---------- Extracted records
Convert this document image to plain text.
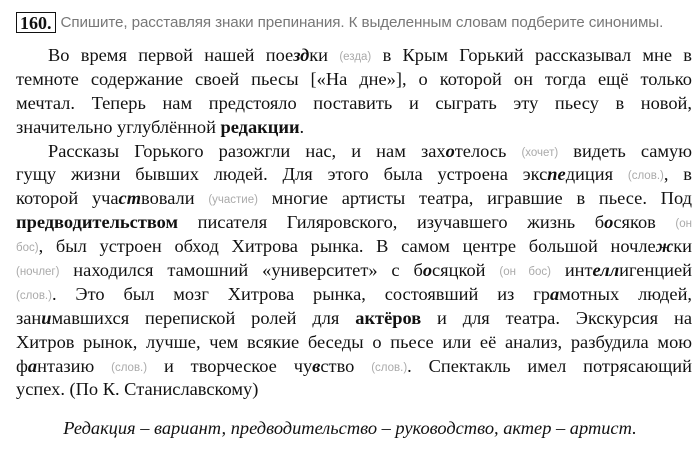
160. Спишите, расставляя знаки препинания. К выделенным словам подберите синонимы.
Во время первой нашей поездки (езда) в Крым Горький рассказывал мне в
темноте содержание своей пьесы [«На дне»], о которой он тогда ещё только
мечтал. Теперь нам предстояло поставить и сыграть эту пьесу в новой,
значительно углублённой редакции.
Рассказы Горького разожгли нас, и нам захотелось (хочет) видеть самую
гущу жизни бывших людей. Для этого была устроена экспедиция (слов.), в
которой участвовали (участие) многие артисты театра, игравшие в пьесе. Под
предводительством писателя Гиляровского, изучавшего жизнь босяков (он
бос), был устроен обход Хитрова рынка. В самом центре большой ночлежки
(ночлег) находился тамошний «университет» с босяцкой (он бос) интеллигенцией
(слов.). Это был мозг Хитрова рынка, состоявший из грамотных людей,
занимавшихся перепиской ролей для актёров и для театра. Экскурсия на
Хитров рынок, лучше, чем всякие беседы о пьесе или её анализ, разбудила мою
фантазию (слов.) и творческое чувство (слов.). Спектакль имел потрясающий
успех. (По К. Станиславскому)
Редакция – вариант, предводительство – руководство, актер – артист.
--------------------
* **Aim**: The pictures should not appear in the copy; every other part of the records above must be returned exactly.

* **Solution for this problem**:
Convert this document image to plain text.
160. Спишите, расставляя знаки препинания. К выделенным словам подберите синонимы.
Во время первой нашей поездки (езда) в Крым Горький рассказывал мне в
темноте содержание своей пьесы [«На дне»], о которой он тогда ещё только
мечтал. Теперь нам предстояло поставить и сыграть эту пьесу в новой,
значительно углублённой редакции.
Рассказы Горького разожгли нас, и нам захотелось (хочет) видеть самую
гущу жизни бывших людей. Для этого была устроена экспедиция (слов.), в
которой участвовали (участие) многие артисты театра, игравшие в пьесе. Под
предводительством писателя Гиляровского, изучавшего жизнь босяков (он
бос), был устроен обход Хитрова рынка. В самом центре большой ночлежки
(ночлег) находился тамошний «университет» с босяцкой (он бос) интеллигенцией
(слов.). Это был мозг Хитрова рынка, состоявший из грамотных людей,
занимавшихся перепиской ролей для актёров и для театра. Экскурсия на
Хитров рынок, лучше, чем всякие беседы о пьесе или её анализ, разбудила мою
фантазию (слов.) и творческое чувство (слов.). Спектакль имел потрясающий
успех. (По К. Станиславскому)
Редакция – вариант, предводительство – руководство, актер – артист.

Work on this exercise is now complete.